▶ _Exercise goal_
Among the records that follow, count the lines with the string "this"; report only that count.

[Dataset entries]
** start **
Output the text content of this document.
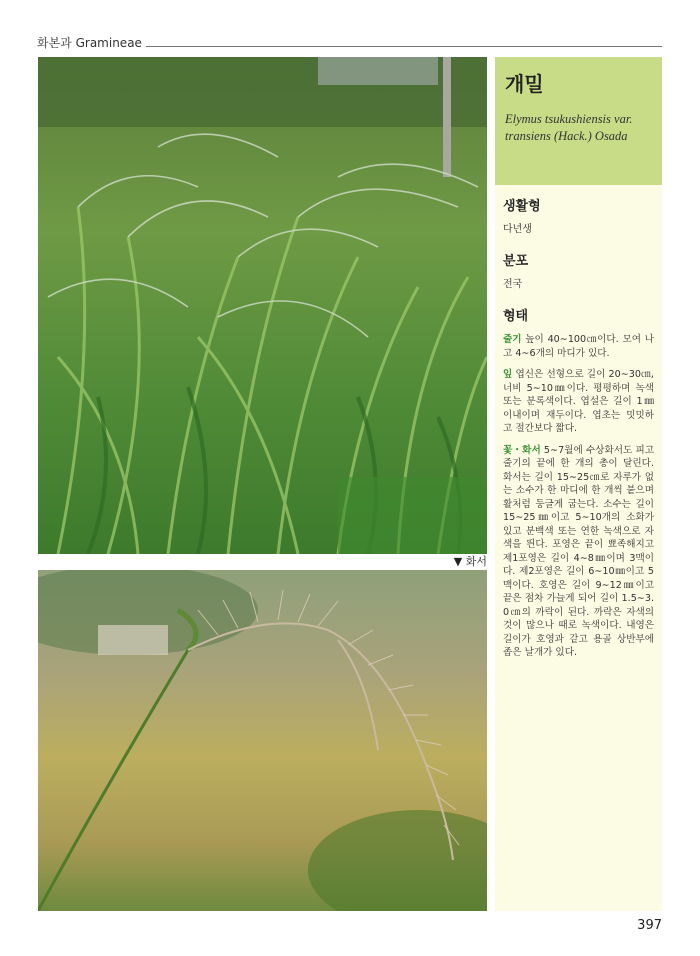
화본과 Gramineae
▼ 화서
개밀
Elymus tsukushiensis var. transiens (Hack.) Osada
생활형

다년생

분포

전국

형태

줄기 높이 40∼100㎝이다. 모여 나고 4∼6개의 마디가 있다.

잎 엽신은 선형으로 길이 20∼30㎝, 너비 5∼10㎜이다. 평평하며 녹색 또는 분록색이다. 엽설은 길이 1㎜이내이며 재두이다. 엽초는 밋밋하고 절간보다 짧다.

꽃・화서 5∼7월에 수상화서도 피고 줄기의 끝에 한 개의 총이 달린다. 화서는 길이 15∼25㎝로 자루가 없는 소수가 한 마디에 한 개씩 붙으며 활처럼 둥글게 굽는다. 소수는 길이 15∼25㎜이고 5∼10개의 소화가 있고 분백색 또는 연한 녹색으로 자색을 띈다. 포영은 끝이 뾰족해지고 제1포영은 길이 4∼8㎜이며 3맥이다. 제2포영은 길이 6∼10㎜이고 5맥이다. 호영은 길이 9∼12㎜이고 끝은 점차 가늘게 되어 길이 1.5∼3.0㎝의 까락이 된다. 까락은 자색의 것이 많으나 때로 녹색이다. 내영은 길이가 호영과 같고 용골 상반부에 좁은 날개가 있다.

397
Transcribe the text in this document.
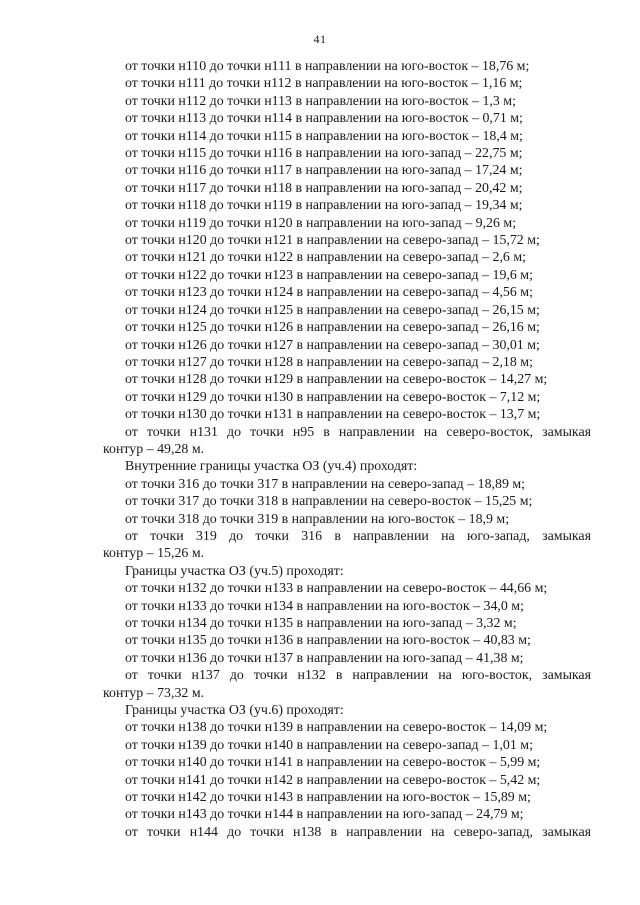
41
от точки н110 до точки н111 в направлении на юго-восток – 18,76 м;
от точки н111 до точки н112 в направлении на юго-восток – 1,16 м;
от точки н112 до точки н113 в направлении на юго-восток – 1,3 м;
от точки н113 до точки н114 в направлении на юго-восток – 0,71 м;
от точки н114 до точки н115 в направлении на юго-восток – 18,4 м;
от точки н115 до точки н116 в направлении на юго-запад – 22,75 м;
от точки н116 до точки н117 в направлении на юго-запад – 17,24 м;
от точки н117 до точки н118 в направлении на юго-запад – 20,42 м;
от точки н118 до точки н119 в направлении на юго-запад – 19,34 м;
от точки н119 до точки н120 в направлении на юго-запад – 9,26 м;
от точки н120 до точки н121 в направлении на северо-запад – 15,72 м;
от точки н121 до точки н122 в направлении на северо-запад – 2,6 м;
от точки н122 до точки н123 в направлении на северо-запад – 19,6 м;
от точки н123 до точки н124 в направлении на северо-запад – 4,56 м;
от точки н124 до точки н125 в направлении на северо-запад – 26,15 м;
от точки н125 до точки н126 в направлении на северо-запад – 26,16 м;
от точки н126 до точки н127 в направлении на северо-запад – 30,01 м;
от точки н127 до точки н128 в направлении на северо-запад – 2,18 м;
от точки н128 до точки н129 в направлении на северо-восток – 14,27 м;
от точки н129 до точки н130 в направлении на северо-восток – 7,12 м;
от точки н130 до точки н131 в направлении на северо-восток – 13,7 м;
от точки н131 до точки н95 в направлении на северо-восток, замыкая
контур – 49,28 м.
Внутренние границы участка ОЗ (уч.4) проходят:
от точки 316 до точки 317 в направлении на северо-запад – 18,89 м;
от точки 317 до точки 318 в направлении на северо-восток – 15,25 м;
от точки 318 до точки 319 в направлении на юго-восток – 18,9 м;
от точки 319 до точки 316 в направлении на юго-запад, замыкая
контур – 15,26 м.
Границы участка ОЗ (уч.5) проходят:
от точки н132 до точки н133 в направлении на северо-восток – 44,66 м;
от точки н133 до точки н134 в направлении на юго-восток – 34,0 м;
от точки н134 до точки н135 в направлении на юго-запад – 3,32 м;
от точки н135 до точки н136 в направлении на юго-восток – 40,83 м;
от точки н136 до точки н137 в направлении на юго-запад – 41,38 м;
от точки н137 до точки н132 в направлении на юго-восток, замыкая
контур – 73,32 м.
Границы участка ОЗ (уч.6) проходят:
от точки н138 до точки н139 в направлении на северо-восток – 14,09 м;
от точки н139 до точки н140 в направлении на северо-запад – 1,01 м;
от точки н140 до точки н141 в направлении на северо-восток – 5,99 м;
от точки н141 до точки н142 в направлении на северо-восток – 5,42 м;
от точки н142 до точки н143 в направлении на юго-восток – 15,89 м;
от точки н143 до точки н144 в направлении на юго-запад – 24,79 м;
от точки н144 до точки н138 в направлении на северо-запад, замыкая
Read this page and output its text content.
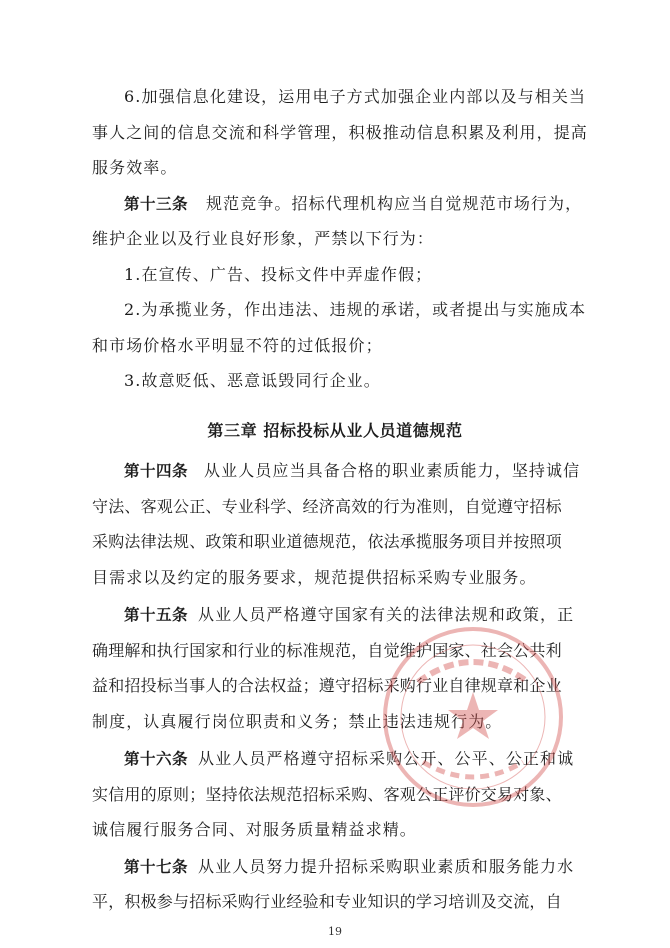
6.加强信息化建设，运用电子方式加强企业内部以及与相关当
事人之间的信息交流和科学管理，积极推动信息积累及利用，提高
服务效率。
第十三条 规范竞争。招标代理机构应当自觉规范市场行为，
维护企业以及行业良好形象，严禁以下行为：
1.在宣传、广告、投标文件中弄虚作假；
2.为承揽业务，作出违法、违规的承诺，或者提出与实施成本
和市场价格水平明显不符的过低报价；
3.故意贬低、恶意诋毁同行企业。
第三章 招标投标从业人员道德规范
第十四条 从业人员应当具备合格的职业素质能力，坚持诚信
守法、客观公正、专业科学、经济高效的行为准则，自觉遵守招标
采购法律法规、政策和职业道德规范，依法承揽服务项目并按照项
目需求以及约定的服务要求，规范提供招标采购专业服务。
第十五条 从业人员严格遵守国家有关的法律法规和政策，正
确理解和执行国家和行业的标准规范，自觉维护国家、社会公共利
益和招投标当事人的合法权益；遵守招标采购行业自律规章和企业
制度，认真履行岗位职责和义务；禁止违法违规行为。
第十六条 从业人员严格遵守招标采购公开、公平、公正和诚
实信用的原则；坚持依法规范招标采购、客观公正评价交易对象、
诚信履行服务合同、对服务质量精益求精。
第十七条 从业人员努力提升招标采购职业素质和服务能力水
平，积极参与招标采购行业经验和专业知识的学习培训及交流，自
19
** end **
▶ _Task output_
3